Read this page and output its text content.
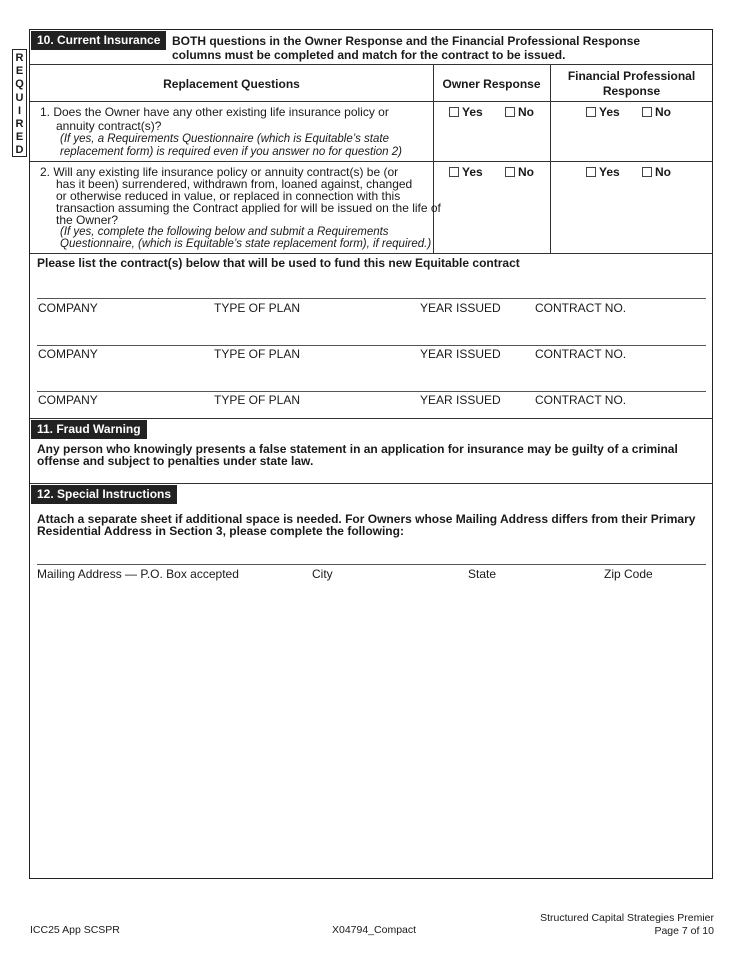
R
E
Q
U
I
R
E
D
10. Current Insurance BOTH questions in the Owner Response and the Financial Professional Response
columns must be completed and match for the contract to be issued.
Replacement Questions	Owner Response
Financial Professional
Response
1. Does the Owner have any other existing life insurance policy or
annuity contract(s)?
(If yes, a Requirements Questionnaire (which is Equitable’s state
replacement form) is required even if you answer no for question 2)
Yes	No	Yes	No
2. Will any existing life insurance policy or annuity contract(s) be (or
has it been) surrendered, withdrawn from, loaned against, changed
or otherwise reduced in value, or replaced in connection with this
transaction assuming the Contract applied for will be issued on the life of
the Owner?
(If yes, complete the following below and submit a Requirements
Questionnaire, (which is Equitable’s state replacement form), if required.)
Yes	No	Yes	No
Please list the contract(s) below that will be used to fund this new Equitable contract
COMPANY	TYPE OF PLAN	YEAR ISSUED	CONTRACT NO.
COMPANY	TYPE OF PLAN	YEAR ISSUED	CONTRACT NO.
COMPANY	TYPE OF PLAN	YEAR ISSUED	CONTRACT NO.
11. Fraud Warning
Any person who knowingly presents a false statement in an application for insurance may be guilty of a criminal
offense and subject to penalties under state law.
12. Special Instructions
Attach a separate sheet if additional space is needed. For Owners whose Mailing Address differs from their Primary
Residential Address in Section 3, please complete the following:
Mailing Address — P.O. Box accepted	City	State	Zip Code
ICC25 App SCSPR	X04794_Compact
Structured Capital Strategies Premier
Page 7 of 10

——————————

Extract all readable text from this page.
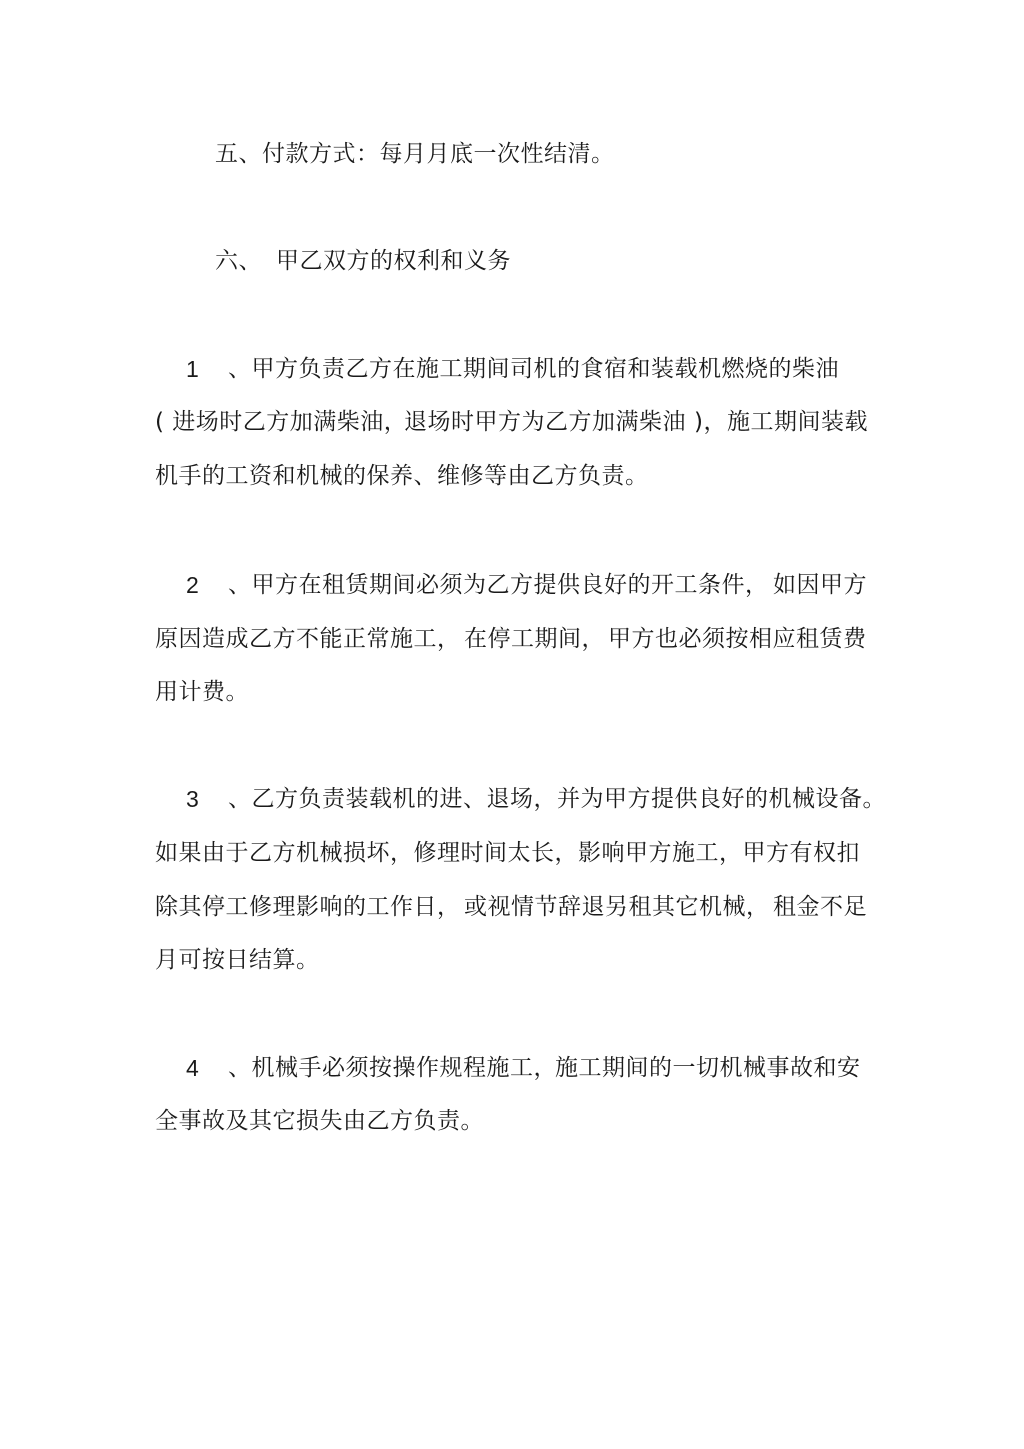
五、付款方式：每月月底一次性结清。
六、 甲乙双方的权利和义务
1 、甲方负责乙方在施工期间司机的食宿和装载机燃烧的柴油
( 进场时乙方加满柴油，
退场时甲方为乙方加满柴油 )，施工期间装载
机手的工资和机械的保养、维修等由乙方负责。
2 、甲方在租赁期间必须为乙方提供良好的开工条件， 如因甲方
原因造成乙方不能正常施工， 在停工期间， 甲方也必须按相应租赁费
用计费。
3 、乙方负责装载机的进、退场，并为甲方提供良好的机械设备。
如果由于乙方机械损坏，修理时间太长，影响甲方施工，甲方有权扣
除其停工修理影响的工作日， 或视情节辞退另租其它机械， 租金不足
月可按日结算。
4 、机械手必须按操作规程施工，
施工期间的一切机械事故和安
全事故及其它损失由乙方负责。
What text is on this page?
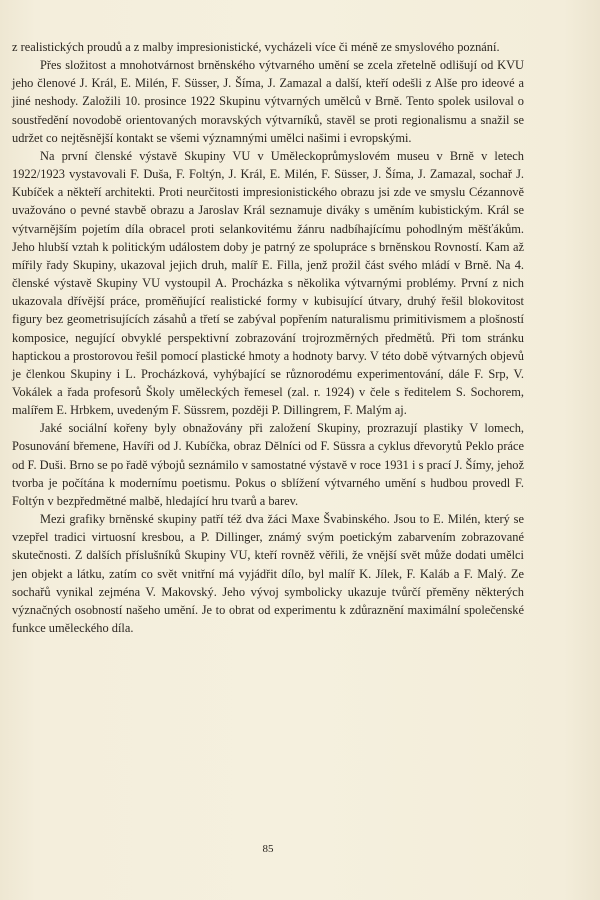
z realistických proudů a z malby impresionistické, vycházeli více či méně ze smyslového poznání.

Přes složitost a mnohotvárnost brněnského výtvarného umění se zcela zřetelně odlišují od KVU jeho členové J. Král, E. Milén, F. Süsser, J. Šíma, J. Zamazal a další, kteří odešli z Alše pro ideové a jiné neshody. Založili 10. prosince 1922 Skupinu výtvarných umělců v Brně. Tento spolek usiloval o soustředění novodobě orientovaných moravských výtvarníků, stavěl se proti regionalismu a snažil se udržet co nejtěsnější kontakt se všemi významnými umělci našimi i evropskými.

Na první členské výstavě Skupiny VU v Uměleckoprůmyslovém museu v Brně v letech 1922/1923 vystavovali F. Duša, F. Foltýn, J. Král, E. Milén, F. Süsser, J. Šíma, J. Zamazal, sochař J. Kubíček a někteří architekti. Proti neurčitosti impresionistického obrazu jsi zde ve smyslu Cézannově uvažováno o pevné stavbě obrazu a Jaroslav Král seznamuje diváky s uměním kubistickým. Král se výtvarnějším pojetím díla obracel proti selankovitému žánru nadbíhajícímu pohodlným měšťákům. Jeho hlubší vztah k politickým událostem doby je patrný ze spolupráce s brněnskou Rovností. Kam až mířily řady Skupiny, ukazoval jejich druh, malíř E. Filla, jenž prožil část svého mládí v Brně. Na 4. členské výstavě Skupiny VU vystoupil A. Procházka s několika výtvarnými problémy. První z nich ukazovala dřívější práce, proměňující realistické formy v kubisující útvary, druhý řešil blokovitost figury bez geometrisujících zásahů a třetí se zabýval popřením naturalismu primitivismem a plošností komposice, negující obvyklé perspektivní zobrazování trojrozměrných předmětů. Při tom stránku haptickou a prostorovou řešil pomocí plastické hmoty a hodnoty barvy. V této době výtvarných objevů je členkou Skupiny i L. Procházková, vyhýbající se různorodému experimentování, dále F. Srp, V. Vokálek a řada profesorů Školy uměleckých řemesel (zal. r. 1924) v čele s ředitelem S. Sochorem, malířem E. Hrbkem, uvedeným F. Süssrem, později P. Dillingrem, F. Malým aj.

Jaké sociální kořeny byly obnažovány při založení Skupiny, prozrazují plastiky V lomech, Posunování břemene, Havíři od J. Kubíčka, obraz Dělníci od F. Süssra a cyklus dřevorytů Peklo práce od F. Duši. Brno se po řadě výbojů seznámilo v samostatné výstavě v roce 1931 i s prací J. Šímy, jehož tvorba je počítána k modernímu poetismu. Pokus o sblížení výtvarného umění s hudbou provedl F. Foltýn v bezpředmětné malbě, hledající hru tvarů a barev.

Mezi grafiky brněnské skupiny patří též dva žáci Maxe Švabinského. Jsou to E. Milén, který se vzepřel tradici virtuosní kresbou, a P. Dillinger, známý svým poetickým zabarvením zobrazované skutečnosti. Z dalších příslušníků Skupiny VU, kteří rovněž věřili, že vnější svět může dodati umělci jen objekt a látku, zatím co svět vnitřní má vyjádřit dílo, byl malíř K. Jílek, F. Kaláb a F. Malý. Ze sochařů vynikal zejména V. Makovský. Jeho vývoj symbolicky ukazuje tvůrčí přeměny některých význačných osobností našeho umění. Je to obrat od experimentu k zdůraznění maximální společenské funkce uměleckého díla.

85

——————————

Give only the number of lines in the entries above that contain the string "below".

#### Full response
2